# Job
Extract verbatim every line from the one containing "OCR this image." to the final line of the records below, inclusive, and exclude all pictures.

# Supplied data

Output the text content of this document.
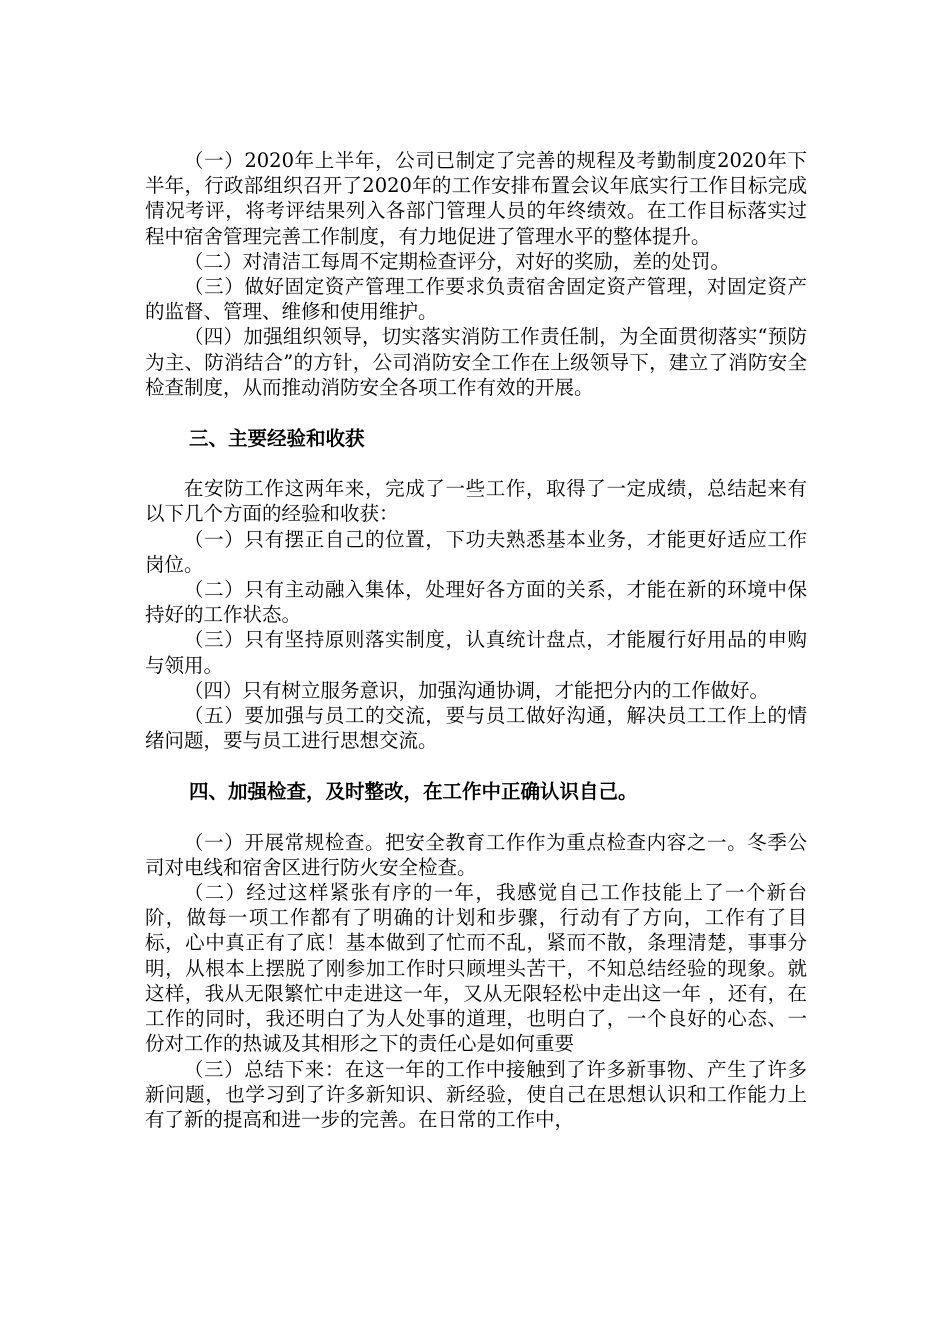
（一）2020年上半年，公司已制定了完善的规程及考勤制度2020年下半年，行政部组织召开了2020年的工作安排布置会议年底实行工作目标完成情况考评，将考评结果列入各部门管理人员的年终绩效。在工作目标落实过程中宿舍管理完善工作制度，有力地促进了管理水平的整体提升。

（二）对清洁工每周不定期检查评分，对好的奖励，差的处罚。

（三）做好固定资产管理工作要求负责宿舍固定资产管理，对固定资产的监督、管理、维修和使用维护。

（四）加强组织领导，切实落实消防工作责任制，为全面贯彻落实“预防为主、防消结合”的方针，公司消防安全工作在上级领导下，建立了消防安全检查制度，从而推动消防安全各项工作有效的开展。

三、主要经验和收获

在安防工作这两年来，完成了一些工作，取得了一定成绩，总结起来有以下几个方面的经验和收获：

（一）只有摆正自己的位置，下功夫熟悉基本业务，才能更好适应工作岗位。

（二）只有主动融入集体，处理好各方面的关系，才能在新的环境中保持好的工作状态。

（三）只有坚持原则落实制度，认真统计盘点，才能履行好用品的申购与领用。

（四）只有树立服务意识，加强沟通协调，才能把分内的工作做好。

（五）要加强与员工的交流，要与员工做好沟通，解决员工工作上的情绪问题，要与员工进行思想交流。

四、加强检查，及时整改，在工作中正确认识自己。

（一）开展常规检查。把安全教育工作作为重点检查内容之一。冬季公司对电线和宿舍区进行防火安全检查。

（二）经过这样紧张有序的一年，我感觉自己工作技能上了一个新台阶，做每一项工作都有了明确的计划和步骤，行动有了方向，工作有了目标，心中真正有了底！基本做到了忙而不乱，紧而不散，条理清楚，事事分明，从根本上摆脱了刚参加工作时只顾埋头苦干，不知总结经验的现象。就这样，我从无限繁忙中走进这一年，又从无限轻松中走出这一年 ，还有，在工作的同时，我还明白了为人处事的道理，也明白了，一个良好的心态、一份对工作的热诚及其相形之下的责任心是如何重要

（三）总结下来：在这一年的工作中接触到了许多新事物、产生了许多新问题，也学习到了许多新知识、新经验，使自己在思想认识和工作能力上有了新的提高和进一步的完善。在日常的工作中，
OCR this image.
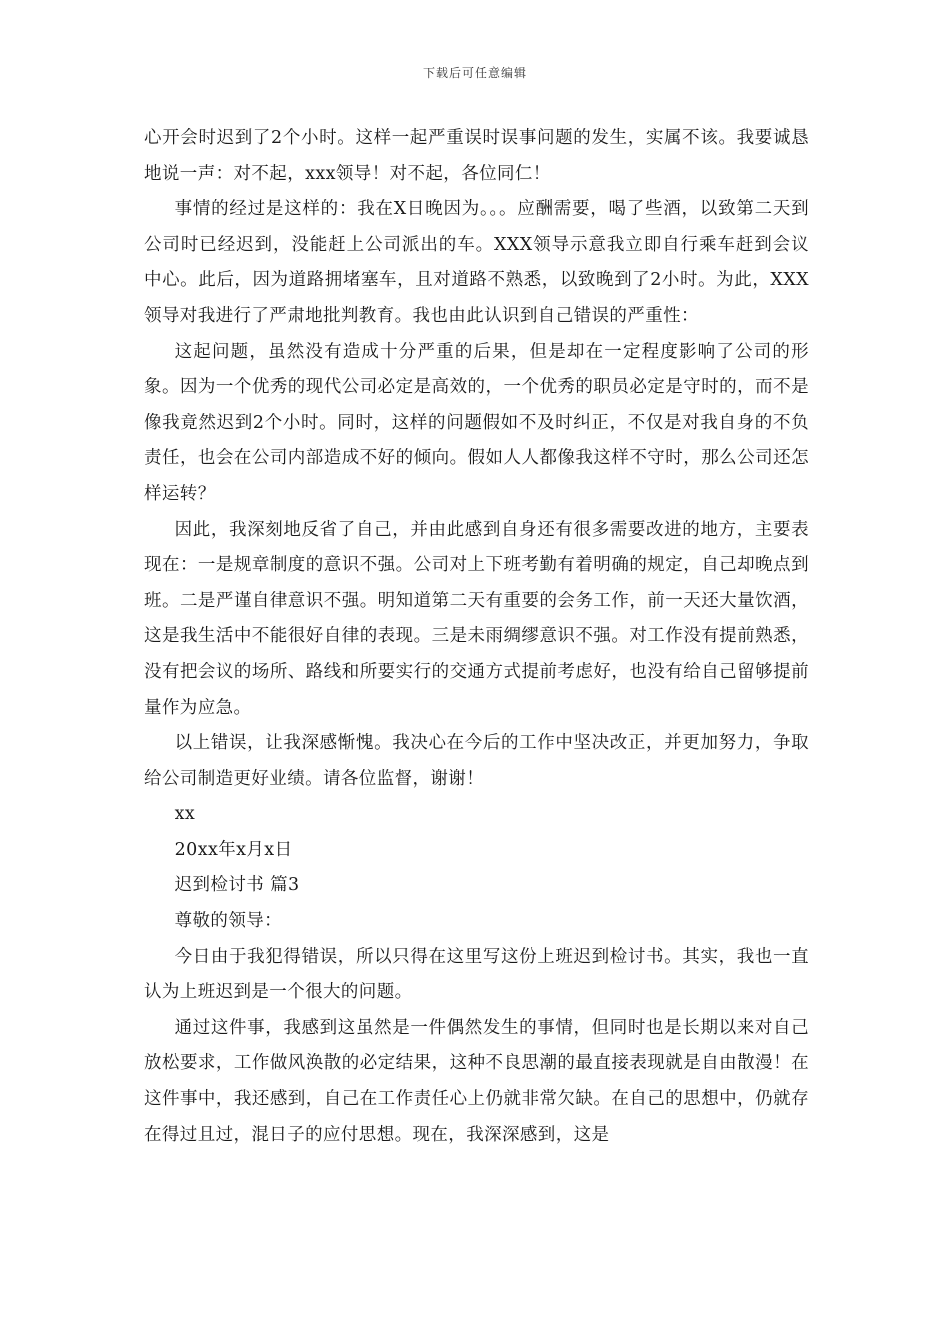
下载后可任意编辑

心开会时迟到了2个小时。这样一起严重误时误事问题的发生，实属不该。我要诚恳地说一声：对不起，xxx领导！对不起，各位同仁！

事情的经过是这样的：我在X日晚因为。。。应酬需要，喝了些酒，以致第二天到公司时已经迟到，没能赶上公司派出的车。XXX领导示意我立即自行乘车赶到会议中心。此后，因为道路拥堵塞车，且对道路不熟悉，以致晚到了2小时。为此，XXX领导对我进行了严肃地批判教育。我也由此认识到自己错误的严重性：

这起问题，虽然没有造成十分严重的后果，但是却在一定程度影响了公司的形象。因为一个优秀的现代公司必定是高效的，一个优秀的职员必定是守时的，而不是像我竟然迟到2个小时。同时，这样的问题假如不及时纠正，不仅是对我自身的不负责任，也会在公司内部造成不好的倾向。假如人人都像我这样不守时，那么公司还怎样运转？

因此，我深刻地反省了自己，并由此感到自身还有很多需要改进的地方，主要表现在：一是规章制度的意识不强。公司对上下班考勤有着明确的规定，自己却晚点到班。二是严谨自律意识不强。明知道第二天有重要的会务工作，前一天还大量饮酒，这是我生活中不能很好自律的表现。三是未雨绸缪意识不强。对工作没有提前熟悉，没有把会议的场所、路线和所要实行的交通方式提前考虑好，也没有给自己留够提前量作为应急。

以上错误，让我深感惭愧。我决心在今后的工作中坚决改正，并更加努力，争取给公司制造更好业绩。请各位监督，谢谢！

xx

20xx年x月x日

迟到检讨书 篇3

尊敬的领导：

今日由于我犯得错误，所以只得在这里写这份上班迟到检讨书。其实，我也一直认为上班迟到是一个很大的问题。

通过这件事，我感到这虽然是一件偶然发生的事情，但同时也是长期以来对自己放松要求，工作做风涣散的必定结果，这种不良思潮的最直接表现就是自由散漫！在这件事中，我还感到，自己在工作责任心上仍就非常欠缺。在自己的思想中，仍就存在得过且过，混日子的应付思想。现在，我深深感到，这是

# Solution to the exercise
OCR this image.
下载后可任意编辑

心开会时迟到了2个小时。这样一起严重误时误事问题的发生，实属不该。我要诚恳地说一声：对不起，xxx领导！对不起，各位同仁！

事情的经过是这样的：我在X日晚因为。。。应酬需要，喝了些酒，以致第二天到公司时已经迟到，没能赶上公司派出的车。XXX领导示意我立即自行乘车赶到会议中心。此后，因为道路拥堵塞车，且对道路不熟悉，以致晚到了2小时。为此，XXX领导对我进行了严肃地批判教育。我也由此认识到自己错误的严重性：

这起问题，虽然没有造成十分严重的后果，但是却在一定程度影响了公司的形象。因为一个优秀的现代公司必定是高效的，一个优秀的职员必定是守时的，而不是像我竟然迟到2个小时。同时，这样的问题假如不及时纠正，不仅是对我自身的不负责任，也会在公司内部造成不好的倾向。假如人人都像我这样不守时，那么公司还怎样运转？

因此，我深刻地反省了自己，并由此感到自身还有很多需要改进的地方，主要表现在：一是规章制度的意识不强。公司对上下班考勤有着明确的规定，自己却晚点到班。二是严谨自律意识不强。明知道第二天有重要的会务工作，前一天还大量饮酒，这是我生活中不能很好自律的表现。三是未雨绸缪意识不强。对工作没有提前熟悉，没有把会议的场所、路线和所要实行的交通方式提前考虑好，也没有给自己留够提前量作为应急。

以上错误，让我深感惭愧。我决心在今后的工作中坚决改正，并更加努力，争取给公司制造更好业绩。请各位监督，谢谢！

xx

20xx年x月x日

迟到检讨书 篇3

尊敬的领导：

今日由于我犯得错误，所以只得在这里写这份上班迟到检讨书。其实，我也一直认为上班迟到是一个很大的问题。

通过这件事，我感到这虽然是一件偶然发生的事情，但同时也是长期以来对自己放松要求，工作做风涣散的必定结果，这种不良思潮的最直接表现就是自由散漫！在这件事中，我还感到，自己在工作责任心上仍就非常欠缺。在自己的思想中，仍就存在得过且过，混日子的应付思想。现在，我深深感到，这是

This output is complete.